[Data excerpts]
_ _ _ _
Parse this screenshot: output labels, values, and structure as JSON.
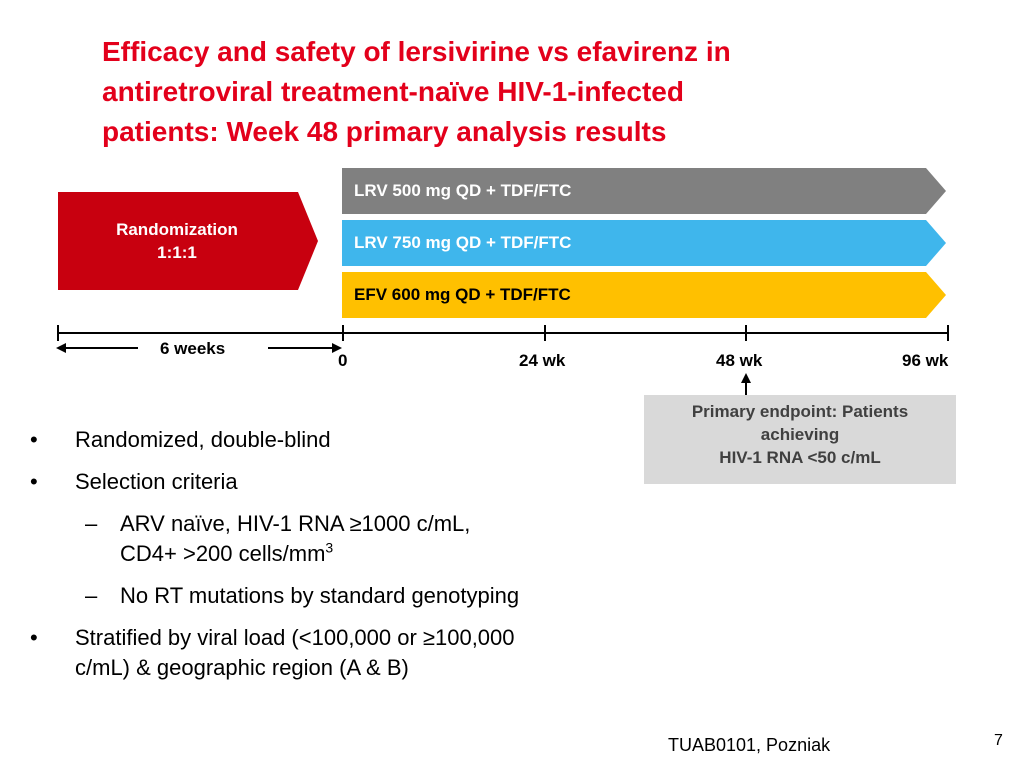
{
  "title": {
    "line1": "Efficacy and safety of lersivirine vs efavirenz in",
    "line2": "antiretroviral treatment-naïve HIV-1-infected",
    "line3": "patients: Week 48 primary analysis results"
  },
  "randomization": {
    "line1": "Randomization",
    "line2": "1:1:1",
    "color": "#c8000f"
  },
  "arms": [
    {
      "label": "LRV 500 mg QD + TDF/FTC",
      "color": "#808080",
      "text_color": "#ffffff"
    },
    {
      "label": "LRV 750 mg QD + TDF/FTC",
      "color": "#3fb6ec",
      "text_color": "#ffffff"
    },
    {
      "label": "EFV 600 mg QD + TDF/FTC",
      "color": "#ffc000",
      "text_color": "#000000"
    }
  ],
  "timeline": {
    "screening_label": "6 weeks",
    "ticks": [
      "0",
      "24 wk",
      "48 wk",
      "96 wk"
    ]
  },
  "endpoint": {
    "line1": "Primary endpoint: Patients",
    "line2": "achieving",
    "line3": "HIV-1 RNA <50 c/mL"
  },
  "bullets": {
    "item1": "Randomized, double-blind",
    "item2": "Selection criteria",
    "sub1_line1": "ARV naïve, HIV-1 RNA ≥1000 c/mL,",
    "sub1_line2": "CD4+ >200 cells/mm",
    "sub1_sup": "3",
    "sub2": "No RT mutations by standard genotyping",
    "item3_line1": "Stratified by viral load (<100,000 or ≥100,000",
    "item3_line2": "c/mL) & geographic region (A & B)",
    "bullet_marker": "•",
    "dash_marker": "–"
  },
  "footer": {
    "reference": "TUAB0101, Pozniak",
    "page_number": "7"
  }
}
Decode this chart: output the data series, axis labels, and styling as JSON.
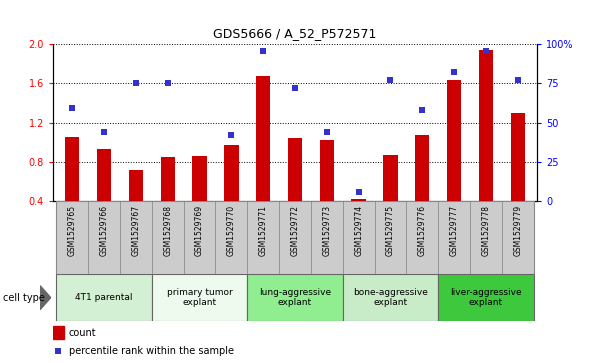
{
  "title": "GDS5666 / A_52_P572571",
  "samples": [
    "GSM1529765",
    "GSM1529766",
    "GSM1529767",
    "GSM1529768",
    "GSM1529769",
    "GSM1529770",
    "GSM1529771",
    "GSM1529772",
    "GSM1529773",
    "GSM1529774",
    "GSM1529775",
    "GSM1529776",
    "GSM1529777",
    "GSM1529778",
    "GSM1529779"
  ],
  "counts": [
    1.05,
    0.93,
    0.72,
    0.85,
    0.86,
    0.97,
    1.67,
    1.04,
    1.02,
    0.42,
    0.87,
    1.07,
    1.63,
    1.93,
    1.3
  ],
  "percentiles": [
    59,
    44,
    75,
    75,
    null,
    42,
    95,
    72,
    44,
    6,
    77,
    58,
    82,
    95,
    77
  ],
  "ylim_left": [
    0.4,
    2.0
  ],
  "ylim_right": [
    0,
    100
  ],
  "yticks_left": [
    0.4,
    0.8,
    1.2,
    1.6,
    2.0
  ],
  "yticks_right": [
    0,
    25,
    50,
    75,
    100
  ],
  "ytick_labels_right": [
    "0",
    "25",
    "50",
    "75",
    "100%"
  ],
  "bar_color": "#cc0000",
  "dot_color": "#3333cc",
  "bar_width": 0.45,
  "group_boundaries": [
    {
      "start": 0,
      "end": 2,
      "color": "#d4f0d4",
      "label": "4T1 parental"
    },
    {
      "start": 3,
      "end": 5,
      "color": "#edfaed",
      "label": "primary tumor\nexplant"
    },
    {
      "start": 6,
      "end": 8,
      "color": "#90ee90",
      "label": "lung-aggressive\nexplant"
    },
    {
      "start": 9,
      "end": 11,
      "color": "#c8ebc8",
      "label": "bone-aggressive\nexplant"
    },
    {
      "start": 12,
      "end": 14,
      "color": "#3ec83e",
      "label": "liver-aggressive\nexplant"
    }
  ],
  "legend_count_label": "count",
  "legend_pct_label": "percentile rank within the sample",
  "cell_type_label": "cell type"
}
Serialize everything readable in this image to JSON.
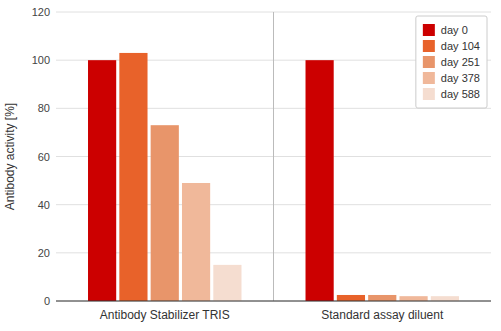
_ _ _ _
Exercise
Report each line above containing the string "output".

Final answer
Parse this screenshot: output labels, values, and structure as JSON.
Decode this chart: output the data series, axis labels, and styling as JSON.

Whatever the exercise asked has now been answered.